#### [DIRECTION]
Give every entry again, unchanged, and leave its images out.

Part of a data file
---*---

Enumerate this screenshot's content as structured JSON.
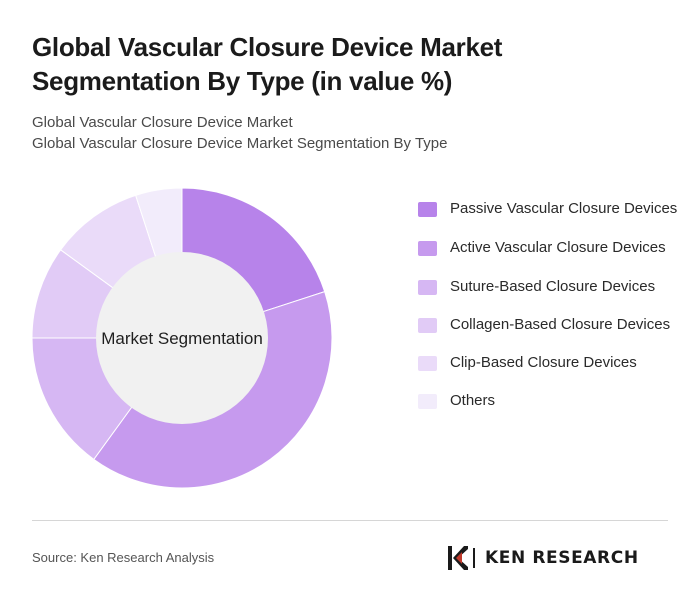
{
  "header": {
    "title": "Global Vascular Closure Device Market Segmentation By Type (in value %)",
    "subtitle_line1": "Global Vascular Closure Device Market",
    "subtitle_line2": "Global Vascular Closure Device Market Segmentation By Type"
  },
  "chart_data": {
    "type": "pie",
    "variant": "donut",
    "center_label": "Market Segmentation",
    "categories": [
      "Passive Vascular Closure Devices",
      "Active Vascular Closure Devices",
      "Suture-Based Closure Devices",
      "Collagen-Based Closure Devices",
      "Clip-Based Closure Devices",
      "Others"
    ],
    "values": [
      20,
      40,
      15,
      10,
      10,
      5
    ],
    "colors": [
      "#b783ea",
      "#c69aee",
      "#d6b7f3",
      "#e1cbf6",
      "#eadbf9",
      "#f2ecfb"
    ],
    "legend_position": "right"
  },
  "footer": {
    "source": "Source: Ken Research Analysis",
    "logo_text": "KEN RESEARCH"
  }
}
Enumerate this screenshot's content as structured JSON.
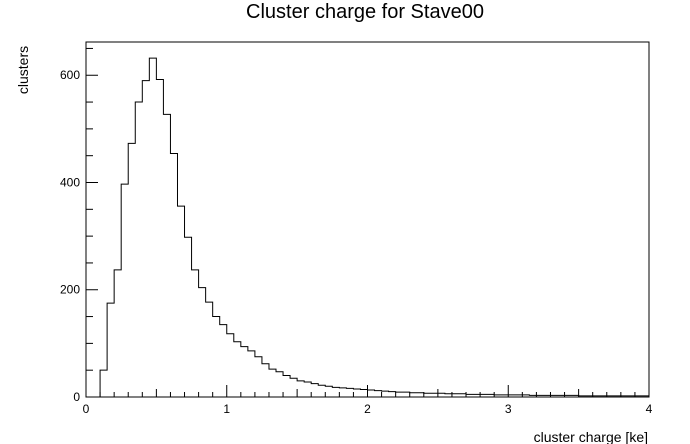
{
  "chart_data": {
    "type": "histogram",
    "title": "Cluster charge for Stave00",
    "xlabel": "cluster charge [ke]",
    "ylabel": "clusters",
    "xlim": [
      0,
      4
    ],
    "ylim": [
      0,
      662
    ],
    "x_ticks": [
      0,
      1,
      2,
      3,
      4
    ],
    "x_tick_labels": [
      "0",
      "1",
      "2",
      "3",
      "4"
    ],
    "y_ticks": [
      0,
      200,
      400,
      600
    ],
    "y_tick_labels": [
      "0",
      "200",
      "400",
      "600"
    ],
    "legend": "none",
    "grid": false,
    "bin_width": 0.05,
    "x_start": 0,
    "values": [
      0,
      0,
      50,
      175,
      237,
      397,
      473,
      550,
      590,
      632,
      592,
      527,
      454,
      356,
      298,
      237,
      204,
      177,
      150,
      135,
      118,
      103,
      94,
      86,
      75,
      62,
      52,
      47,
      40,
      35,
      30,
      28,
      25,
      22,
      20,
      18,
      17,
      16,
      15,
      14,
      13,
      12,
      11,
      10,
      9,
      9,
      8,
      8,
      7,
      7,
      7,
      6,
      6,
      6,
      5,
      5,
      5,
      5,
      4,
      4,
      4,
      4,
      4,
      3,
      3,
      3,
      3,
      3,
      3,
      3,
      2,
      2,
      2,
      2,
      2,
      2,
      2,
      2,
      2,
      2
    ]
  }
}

---*---

#### [RESPONSE TO THIS TASK]
Enumerate this screenshot's content as structured JSON.
{
  "header": {
    "title": "Global Vascular Closure Device Market Segmentation By Type (in value %)",
    "subtitle_line1": "Global Vascular Closure Device Market",
    "subtitle_line2": "Global Vascular Closure Device Market Segmentation By Type"
  },
  "chart_data": {
    "type": "pie",
    "variant": "donut",
    "center_label": "Market Segmentation",
    "categories": [
      "Passive Vascular Closure Devices",
      "Active Vascular Closure Devices",
      "Suture-Based Closure Devices",
      "Collagen-Based Closure Devices",
      "Clip-Based Closure Devices",
      "Others"
    ],
    "values": [
      20,
      40,
      15,
      10,
      10,
      5
    ],
    "colors": [
      "#b783ea",
      "#c69aee",
      "#d6b7f3",
      "#e1cbf6",
      "#eadbf9",
      "#f2ecfb"
    ],
    "legend_position": "right"
  },
  "footer": {
    "source": "Source: Ken Research Analysis",
    "logo_text": "KEN RESEARCH"
  }
}
Enumerate this screenshot's content as structured JSON.
{
  "chart_data": {
    "type": "histogram",
    "title": "Cluster charge for Stave00",
    "xlabel": "cluster charge [ke]",
    "ylabel": "clusters",
    "xlim": [
      0,
      4
    ],
    "ylim": [
      0,
      662
    ],
    "x_ticks": [
      0,
      1,
      2,
      3,
      4
    ],
    "x_tick_labels": [
      "0",
      "1",
      "2",
      "3",
      "4"
    ],
    "y_ticks": [
      0,
      200,
      400,
      600
    ],
    "y_tick_labels": [
      "0",
      "200",
      "400",
      "600"
    ],
    "legend": "none",
    "grid": false,
    "bin_width": 0.05,
    "x_start": 0,
    "values": [
      0,
      0,
      50,
      175,
      237,
      397,
      473,
      550,
      590,
      632,
      592,
      527,
      454,
      356,
      298,
      237,
      204,
      177,
      150,
      135,
      118,
      103,
      94,
      86,
      75,
      62,
      52,
      47,
      40,
      35,
      30,
      28,
      25,
      22,
      20,
      18,
      17,
      16,
      15,
      14,
      13,
      12,
      11,
      10,
      9,
      9,
      8,
      8,
      7,
      7,
      7,
      6,
      6,
      6,
      5,
      5,
      5,
      5,
      4,
      4,
      4,
      4,
      4,
      3,
      3,
      3,
      3,
      3,
      3,
      3,
      2,
      2,
      2,
      2,
      2,
      2,
      2,
      2,
      2,
      2
    ]
  }
}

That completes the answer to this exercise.